# To do
Both the line containing "Serialize everything readable" and the last line of the listing are included: write out exactly the lines from one to the other.

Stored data

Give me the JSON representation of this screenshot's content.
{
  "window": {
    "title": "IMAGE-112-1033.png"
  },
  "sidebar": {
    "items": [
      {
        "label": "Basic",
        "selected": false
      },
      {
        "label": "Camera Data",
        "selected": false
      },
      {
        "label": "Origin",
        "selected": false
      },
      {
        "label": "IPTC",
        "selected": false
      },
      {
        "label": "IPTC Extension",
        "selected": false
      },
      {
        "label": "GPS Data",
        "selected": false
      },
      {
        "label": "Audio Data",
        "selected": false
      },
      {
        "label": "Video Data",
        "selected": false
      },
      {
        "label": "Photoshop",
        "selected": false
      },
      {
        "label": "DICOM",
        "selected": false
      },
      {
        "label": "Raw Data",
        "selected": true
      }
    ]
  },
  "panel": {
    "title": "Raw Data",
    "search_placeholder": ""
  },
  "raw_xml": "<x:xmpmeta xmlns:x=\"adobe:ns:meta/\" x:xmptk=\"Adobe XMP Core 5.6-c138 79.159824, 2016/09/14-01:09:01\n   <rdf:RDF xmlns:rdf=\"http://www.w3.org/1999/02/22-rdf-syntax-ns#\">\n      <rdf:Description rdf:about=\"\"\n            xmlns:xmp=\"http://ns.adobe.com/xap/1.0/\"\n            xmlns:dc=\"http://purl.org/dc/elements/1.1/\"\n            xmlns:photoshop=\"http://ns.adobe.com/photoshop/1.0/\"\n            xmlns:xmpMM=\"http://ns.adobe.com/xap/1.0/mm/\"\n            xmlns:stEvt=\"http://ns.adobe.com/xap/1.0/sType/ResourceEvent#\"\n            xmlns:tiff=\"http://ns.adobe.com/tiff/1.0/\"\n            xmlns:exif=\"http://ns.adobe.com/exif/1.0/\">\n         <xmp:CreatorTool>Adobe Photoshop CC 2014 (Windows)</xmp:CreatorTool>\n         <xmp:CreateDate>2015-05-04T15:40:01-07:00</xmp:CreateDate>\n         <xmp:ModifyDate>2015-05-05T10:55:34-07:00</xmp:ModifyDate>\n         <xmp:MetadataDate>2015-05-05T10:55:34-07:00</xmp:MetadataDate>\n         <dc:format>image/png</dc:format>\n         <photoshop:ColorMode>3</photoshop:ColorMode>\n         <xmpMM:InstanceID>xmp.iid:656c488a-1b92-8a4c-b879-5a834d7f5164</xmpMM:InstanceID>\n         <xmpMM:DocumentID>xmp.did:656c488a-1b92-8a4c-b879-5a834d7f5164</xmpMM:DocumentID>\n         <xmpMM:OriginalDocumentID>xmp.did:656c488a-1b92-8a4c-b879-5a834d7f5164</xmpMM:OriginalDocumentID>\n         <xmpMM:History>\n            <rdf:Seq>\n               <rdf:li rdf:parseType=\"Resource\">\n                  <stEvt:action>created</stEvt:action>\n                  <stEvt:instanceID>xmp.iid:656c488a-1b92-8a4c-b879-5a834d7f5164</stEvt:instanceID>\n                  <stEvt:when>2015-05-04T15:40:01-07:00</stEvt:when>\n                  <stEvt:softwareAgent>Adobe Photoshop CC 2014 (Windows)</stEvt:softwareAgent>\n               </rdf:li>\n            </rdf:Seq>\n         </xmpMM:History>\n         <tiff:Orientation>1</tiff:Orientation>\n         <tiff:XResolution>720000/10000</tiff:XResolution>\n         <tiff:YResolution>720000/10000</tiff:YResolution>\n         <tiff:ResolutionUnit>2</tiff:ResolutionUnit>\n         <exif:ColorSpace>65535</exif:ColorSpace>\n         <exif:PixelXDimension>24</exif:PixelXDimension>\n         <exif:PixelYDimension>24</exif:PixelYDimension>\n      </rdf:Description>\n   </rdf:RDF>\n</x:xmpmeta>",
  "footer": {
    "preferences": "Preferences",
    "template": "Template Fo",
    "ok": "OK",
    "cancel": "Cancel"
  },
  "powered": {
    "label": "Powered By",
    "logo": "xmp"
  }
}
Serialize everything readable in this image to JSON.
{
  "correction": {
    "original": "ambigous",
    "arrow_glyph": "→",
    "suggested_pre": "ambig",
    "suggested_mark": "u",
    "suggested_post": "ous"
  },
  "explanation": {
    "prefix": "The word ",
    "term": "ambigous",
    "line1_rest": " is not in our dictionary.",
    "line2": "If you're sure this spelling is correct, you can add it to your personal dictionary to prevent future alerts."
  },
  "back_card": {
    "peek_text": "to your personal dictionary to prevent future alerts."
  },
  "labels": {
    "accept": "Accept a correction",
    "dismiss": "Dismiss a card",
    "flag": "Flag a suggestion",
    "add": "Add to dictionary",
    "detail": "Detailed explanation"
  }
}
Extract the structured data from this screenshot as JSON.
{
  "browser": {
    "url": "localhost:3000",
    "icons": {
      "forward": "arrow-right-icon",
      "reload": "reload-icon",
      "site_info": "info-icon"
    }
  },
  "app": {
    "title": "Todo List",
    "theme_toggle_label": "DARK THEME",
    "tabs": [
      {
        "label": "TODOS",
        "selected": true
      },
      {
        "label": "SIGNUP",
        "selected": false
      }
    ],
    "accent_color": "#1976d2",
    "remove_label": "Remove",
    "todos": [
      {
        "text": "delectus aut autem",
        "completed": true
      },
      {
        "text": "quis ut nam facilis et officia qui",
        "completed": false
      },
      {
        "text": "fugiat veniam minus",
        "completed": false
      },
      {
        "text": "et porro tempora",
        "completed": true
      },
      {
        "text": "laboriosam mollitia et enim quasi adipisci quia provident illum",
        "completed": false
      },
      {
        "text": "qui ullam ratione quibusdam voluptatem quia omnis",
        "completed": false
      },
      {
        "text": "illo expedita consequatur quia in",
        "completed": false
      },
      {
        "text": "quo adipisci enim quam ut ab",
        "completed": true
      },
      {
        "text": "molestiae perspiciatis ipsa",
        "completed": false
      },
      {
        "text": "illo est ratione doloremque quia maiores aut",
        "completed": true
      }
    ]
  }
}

# Written solution
Serialize everything readable in this image to JSON.
{
  "correction": {
    "original": "ambigous",
    "arrow_glyph": "→",
    "suggested_pre": "ambig",
    "suggested_mark": "u",
    "suggested_post": "ous"
  },
  "explanation": {
    "prefix": "The word ",
    "term": "ambigous",
    "line1_rest": " is not in our dictionary.",
    "line2": "If you're sure this spelling is correct, you can add it to your personal dictionary to prevent future alerts."
  },
  "back_card": {
    "peek_text": "to your personal dictionary to prevent future alerts."
  },
  "labels": {
    "accept": "Accept a correction",
    "dismiss": "Dismiss a card",
    "flag": "Flag a suggestion",
    "add": "Add to dictionary",
    "detail": "Detailed explanation"
  }
}
Extract the structured data from this screenshot as JSON.
{
  "browser": {
    "url": "localhost:3000",
    "icons": {
      "forward": "arrow-right-icon",
      "reload": "reload-icon",
      "site_info": "info-icon"
    }
  },
  "app": {
    "title": "Todo List",
    "theme_toggle_label": "DARK THEME",
    "tabs": [
      {
        "label": "TODOS",
        "selected": true
      },
      {
        "label": "SIGNUP",
        "selected": false
      }
    ],
    "accent_color": "#1976d2",
    "remove_label": "Remove",
    "todos": [
      {
        "text": "delectus aut autem",
        "completed": true
      },
      {
        "text": "quis ut nam facilis et officia qui",
        "completed": false
      },
      {
        "text": "fugiat veniam minus",
        "completed": false
      },
      {
        "text": "et porro tempora",
        "completed": true
      },
      {
        "text": "laboriosam mollitia et enim quasi adipisci quia provident illum",
        "completed": false
      },
      {
        "text": "qui ullam ratione quibusdam voluptatem quia omnis",
        "completed": false
      },
      {
        "text": "illo expedita consequatur quia in",
        "completed": false
      },
      {
        "text": "quo adipisci enim quam ut ab",
        "completed": true
      },
      {
        "text": "molestiae perspiciatis ipsa",
        "completed": false
      },
      {
        "text": "illo est ratione doloremque quia maiores aut",
        "completed": true
      }
    ]
  }
}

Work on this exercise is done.